**CHALLENGE:**
Among the records below, find each line that includes the string "Kung" and copy it.

Begin

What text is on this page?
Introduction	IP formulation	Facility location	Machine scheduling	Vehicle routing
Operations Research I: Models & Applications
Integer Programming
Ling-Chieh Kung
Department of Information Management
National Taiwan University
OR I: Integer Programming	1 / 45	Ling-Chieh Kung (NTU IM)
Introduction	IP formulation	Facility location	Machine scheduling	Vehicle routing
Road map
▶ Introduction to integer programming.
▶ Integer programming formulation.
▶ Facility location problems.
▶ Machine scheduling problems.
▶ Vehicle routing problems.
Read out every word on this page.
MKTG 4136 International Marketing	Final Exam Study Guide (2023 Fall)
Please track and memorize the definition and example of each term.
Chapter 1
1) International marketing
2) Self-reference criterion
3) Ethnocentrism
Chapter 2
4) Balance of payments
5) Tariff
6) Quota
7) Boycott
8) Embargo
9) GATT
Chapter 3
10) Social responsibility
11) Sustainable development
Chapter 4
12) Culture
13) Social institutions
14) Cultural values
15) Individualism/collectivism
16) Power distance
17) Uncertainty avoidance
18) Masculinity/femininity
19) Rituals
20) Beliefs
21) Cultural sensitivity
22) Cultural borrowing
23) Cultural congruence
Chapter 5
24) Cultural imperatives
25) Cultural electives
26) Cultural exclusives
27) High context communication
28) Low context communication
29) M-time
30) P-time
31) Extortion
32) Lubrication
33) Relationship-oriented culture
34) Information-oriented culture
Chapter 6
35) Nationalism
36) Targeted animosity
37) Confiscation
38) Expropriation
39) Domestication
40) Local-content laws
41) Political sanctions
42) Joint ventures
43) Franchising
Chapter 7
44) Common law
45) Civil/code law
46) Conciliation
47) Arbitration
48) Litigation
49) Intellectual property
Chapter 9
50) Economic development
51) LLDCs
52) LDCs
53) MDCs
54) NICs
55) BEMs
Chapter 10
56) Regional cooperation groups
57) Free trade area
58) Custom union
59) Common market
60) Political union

End

**ANSWER TO THE TASK:**
Ling-Chieh Kung
OR I: Integer Programming	1 / 45	Ling-Chieh Kung (NTU IM)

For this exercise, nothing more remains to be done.